## Given instruction:
Transcribe the entries below exactly; leave every image out.

Chart and figure data:
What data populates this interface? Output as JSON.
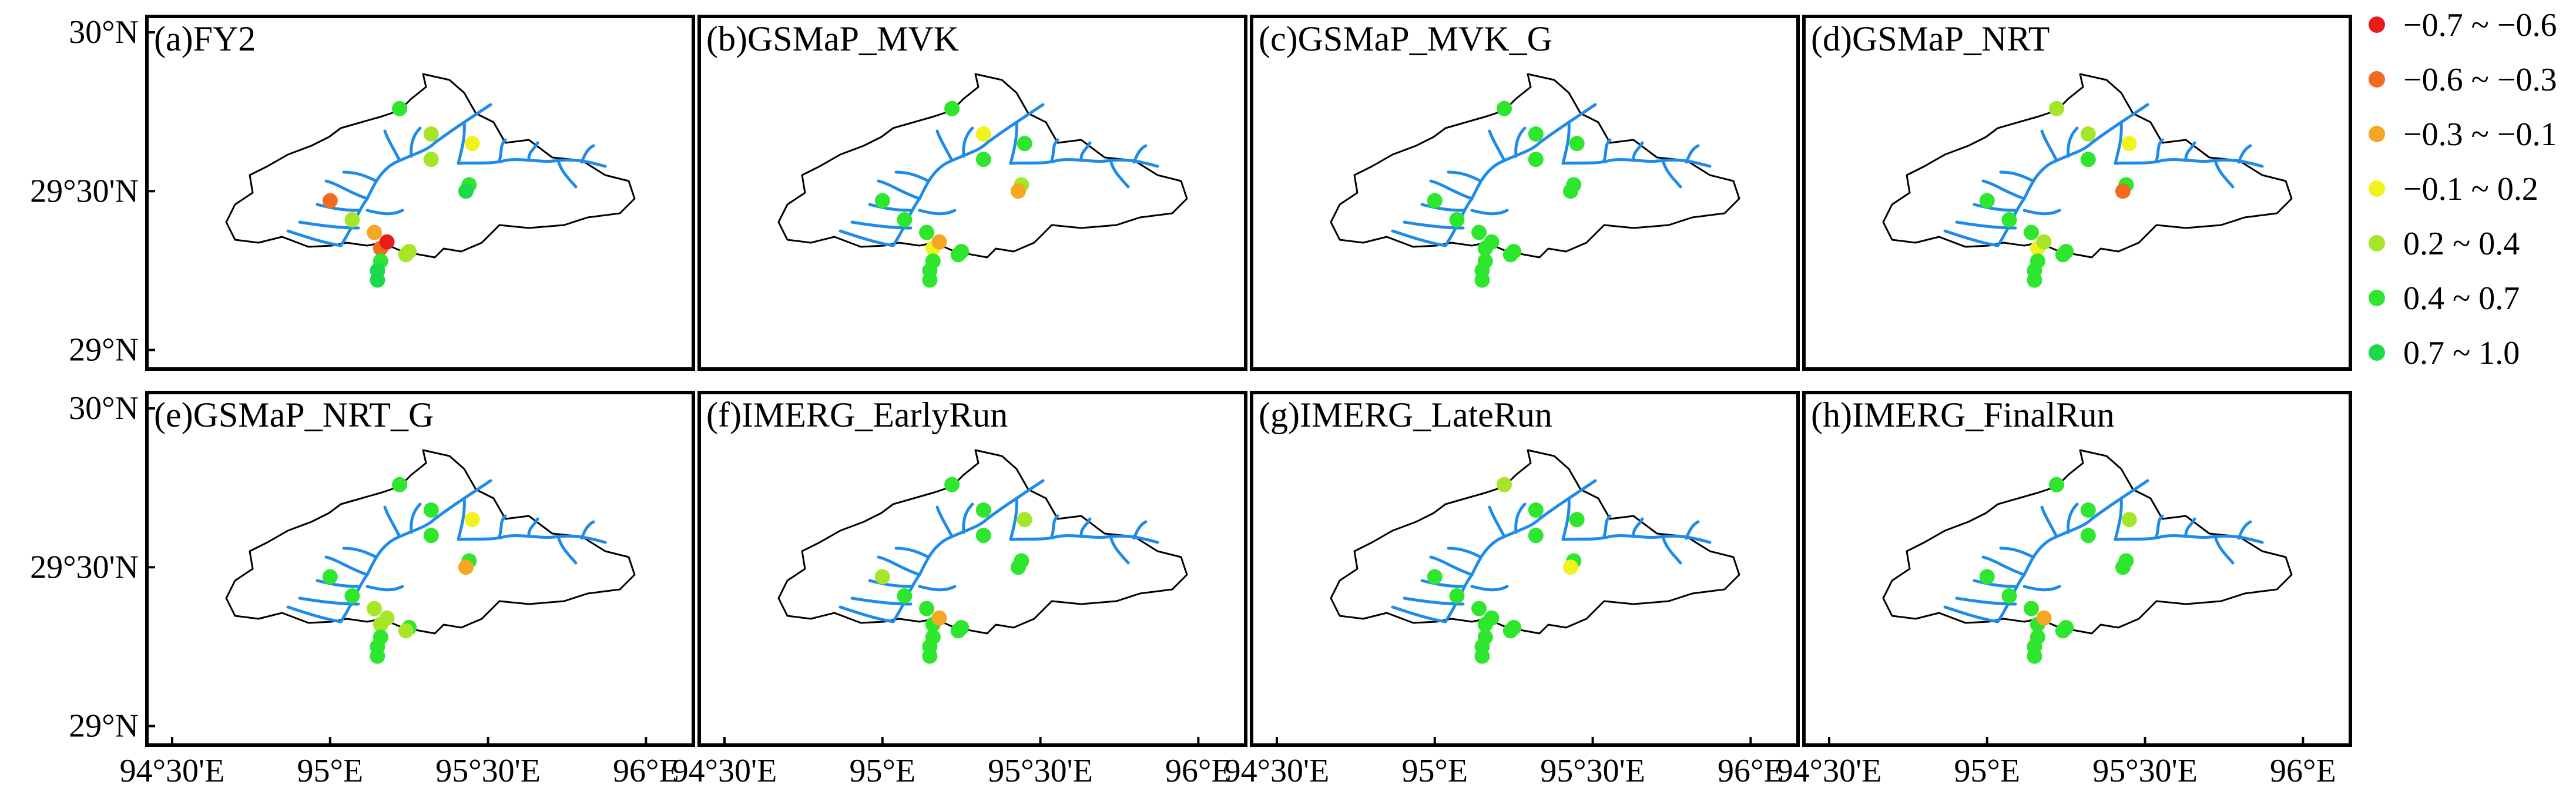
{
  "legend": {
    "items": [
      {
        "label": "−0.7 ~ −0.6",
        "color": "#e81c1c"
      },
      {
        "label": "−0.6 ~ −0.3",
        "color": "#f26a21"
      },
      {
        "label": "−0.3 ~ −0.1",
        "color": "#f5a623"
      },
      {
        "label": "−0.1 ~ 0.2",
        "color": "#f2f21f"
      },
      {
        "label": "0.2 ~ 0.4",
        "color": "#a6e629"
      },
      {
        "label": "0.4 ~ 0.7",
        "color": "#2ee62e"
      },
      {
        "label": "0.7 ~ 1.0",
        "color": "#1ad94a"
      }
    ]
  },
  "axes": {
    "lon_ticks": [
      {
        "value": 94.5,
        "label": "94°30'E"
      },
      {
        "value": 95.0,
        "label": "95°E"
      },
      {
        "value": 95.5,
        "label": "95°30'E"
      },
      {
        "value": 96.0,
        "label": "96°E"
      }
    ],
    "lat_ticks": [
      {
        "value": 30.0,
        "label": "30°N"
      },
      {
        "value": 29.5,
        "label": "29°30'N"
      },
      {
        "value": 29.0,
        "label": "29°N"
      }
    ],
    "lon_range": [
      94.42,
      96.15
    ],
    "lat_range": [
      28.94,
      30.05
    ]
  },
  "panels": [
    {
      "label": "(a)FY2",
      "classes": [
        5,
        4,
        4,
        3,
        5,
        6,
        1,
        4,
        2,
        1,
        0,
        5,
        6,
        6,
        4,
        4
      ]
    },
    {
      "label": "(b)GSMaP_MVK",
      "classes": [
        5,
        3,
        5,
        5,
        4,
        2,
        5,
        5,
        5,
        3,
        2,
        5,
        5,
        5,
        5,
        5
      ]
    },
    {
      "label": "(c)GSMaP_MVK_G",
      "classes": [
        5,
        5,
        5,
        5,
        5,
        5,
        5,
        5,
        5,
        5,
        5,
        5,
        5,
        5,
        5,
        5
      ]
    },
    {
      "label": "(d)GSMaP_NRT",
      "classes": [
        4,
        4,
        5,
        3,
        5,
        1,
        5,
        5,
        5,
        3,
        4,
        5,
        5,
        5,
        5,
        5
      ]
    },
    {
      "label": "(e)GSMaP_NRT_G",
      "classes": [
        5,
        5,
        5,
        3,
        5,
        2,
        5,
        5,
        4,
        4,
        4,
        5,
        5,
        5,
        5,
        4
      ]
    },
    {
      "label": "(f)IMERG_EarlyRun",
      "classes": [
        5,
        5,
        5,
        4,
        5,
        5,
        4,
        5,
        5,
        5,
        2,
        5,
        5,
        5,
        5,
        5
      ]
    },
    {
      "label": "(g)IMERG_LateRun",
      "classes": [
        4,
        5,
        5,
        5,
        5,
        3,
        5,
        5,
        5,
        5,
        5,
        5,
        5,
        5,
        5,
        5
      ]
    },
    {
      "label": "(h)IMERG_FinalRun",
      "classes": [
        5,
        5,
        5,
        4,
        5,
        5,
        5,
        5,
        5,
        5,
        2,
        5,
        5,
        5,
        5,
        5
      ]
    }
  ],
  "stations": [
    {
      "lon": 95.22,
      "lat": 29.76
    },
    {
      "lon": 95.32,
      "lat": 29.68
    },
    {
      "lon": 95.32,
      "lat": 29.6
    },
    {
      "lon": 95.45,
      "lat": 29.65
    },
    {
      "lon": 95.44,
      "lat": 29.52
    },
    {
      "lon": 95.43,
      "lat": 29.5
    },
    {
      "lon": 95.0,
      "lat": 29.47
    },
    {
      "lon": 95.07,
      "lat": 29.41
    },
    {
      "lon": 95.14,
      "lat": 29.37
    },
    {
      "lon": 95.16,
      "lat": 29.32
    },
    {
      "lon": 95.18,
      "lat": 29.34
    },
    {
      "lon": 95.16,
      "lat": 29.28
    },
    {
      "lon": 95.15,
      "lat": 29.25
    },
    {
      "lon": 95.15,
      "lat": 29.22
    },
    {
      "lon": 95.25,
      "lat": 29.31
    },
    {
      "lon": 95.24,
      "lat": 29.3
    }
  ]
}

## Result for this task:
What data populates this interface? Output as JSON.
{
  "legend": {
    "items": [
      {
        "label": "−0.7 ~ −0.6",
        "color": "#e81c1c"
      },
      {
        "label": "−0.6 ~ −0.3",
        "color": "#f26a21"
      },
      {
        "label": "−0.3 ~ −0.1",
        "color": "#f5a623"
      },
      {
        "label": "−0.1 ~ 0.2",
        "color": "#f2f21f"
      },
      {
        "label": "0.2 ~ 0.4",
        "color": "#a6e629"
      },
      {
        "label": "0.4 ~ 0.7",
        "color": "#2ee62e"
      },
      {
        "label": "0.7 ~ 1.0",
        "color": "#1ad94a"
      }
    ]
  },
  "axes": {
    "lon_ticks": [
      {
        "value": 94.5,
        "label": "94°30'E"
      },
      {
        "value": 95.0,
        "label": "95°E"
      },
      {
        "value": 95.5,
        "label": "95°30'E"
      },
      {
        "value": 96.0,
        "label": "96°E"
      }
    ],
    "lat_ticks": [
      {
        "value": 30.0,
        "label": "30°N"
      },
      {
        "value": 29.5,
        "label": "29°30'N"
      },
      {
        "value": 29.0,
        "label": "29°N"
      }
    ],
    "lon_range": [
      94.42,
      96.15
    ],
    "lat_range": [
      28.94,
      30.05
    ]
  },
  "panels": [
    {
      "label": "(a)FY2",
      "classes": [
        5,
        4,
        4,
        3,
        5,
        6,
        1,
        4,
        2,
        1,
        0,
        5,
        6,
        6,
        4,
        4
      ]
    },
    {
      "label": "(b)GSMaP_MVK",
      "classes": [
        5,
        3,
        5,
        5,
        4,
        2,
        5,
        5,
        5,
        3,
        2,
        5,
        5,
        5,
        5,
        5
      ]
    },
    {
      "label": "(c)GSMaP_MVK_G",
      "classes": [
        5,
        5,
        5,
        5,
        5,
        5,
        5,
        5,
        5,
        5,
        5,
        5,
        5,
        5,
        5,
        5
      ]
    },
    {
      "label": "(d)GSMaP_NRT",
      "classes": [
        4,
        4,
        5,
        3,
        5,
        1,
        5,
        5,
        5,
        3,
        4,
        5,
        5,
        5,
        5,
        5
      ]
    },
    {
      "label": "(e)GSMaP_NRT_G",
      "classes": [
        5,
        5,
        5,
        3,
        5,
        2,
        5,
        5,
        4,
        4,
        4,
        5,
        5,
        5,
        5,
        4
      ]
    },
    {
      "label": "(f)IMERG_EarlyRun",
      "classes": [
        5,
        5,
        5,
        4,
        5,
        5,
        4,
        5,
        5,
        5,
        2,
        5,
        5,
        5,
        5,
        5
      ]
    },
    {
      "label": "(g)IMERG_LateRun",
      "classes": [
        4,
        5,
        5,
        5,
        5,
        3,
        5,
        5,
        5,
        5,
        5,
        5,
        5,
        5,
        5,
        5
      ]
    },
    {
      "label": "(h)IMERG_FinalRun",
      "classes": [
        5,
        5,
        5,
        4,
        5,
        5,
        5,
        5,
        5,
        5,
        2,
        5,
        5,
        5,
        5,
        5
      ]
    }
  ],
  "stations": [
    {
      "lon": 95.22,
      "lat": 29.76
    },
    {
      "lon": 95.32,
      "lat": 29.68
    },
    {
      "lon": 95.32,
      "lat": 29.6
    },
    {
      "lon": 95.45,
      "lat": 29.65
    },
    {
      "lon": 95.44,
      "lat": 29.52
    },
    {
      "lon": 95.43,
      "lat": 29.5
    },
    {
      "lon": 95.0,
      "lat": 29.47
    },
    {
      "lon": 95.07,
      "lat": 29.41
    },
    {
      "lon": 95.14,
      "lat": 29.37
    },
    {
      "lon": 95.16,
      "lat": 29.32
    },
    {
      "lon": 95.18,
      "lat": 29.34
    },
    {
      "lon": 95.16,
      "lat": 29.28
    },
    {
      "lon": 95.15,
      "lat": 29.25
    },
    {
      "lon": 95.15,
      "lat": 29.22
    },
    {
      "lon": 95.25,
      "lat": 29.31
    },
    {
      "lon": 95.24,
      "lat": 29.3
    }
  ]
}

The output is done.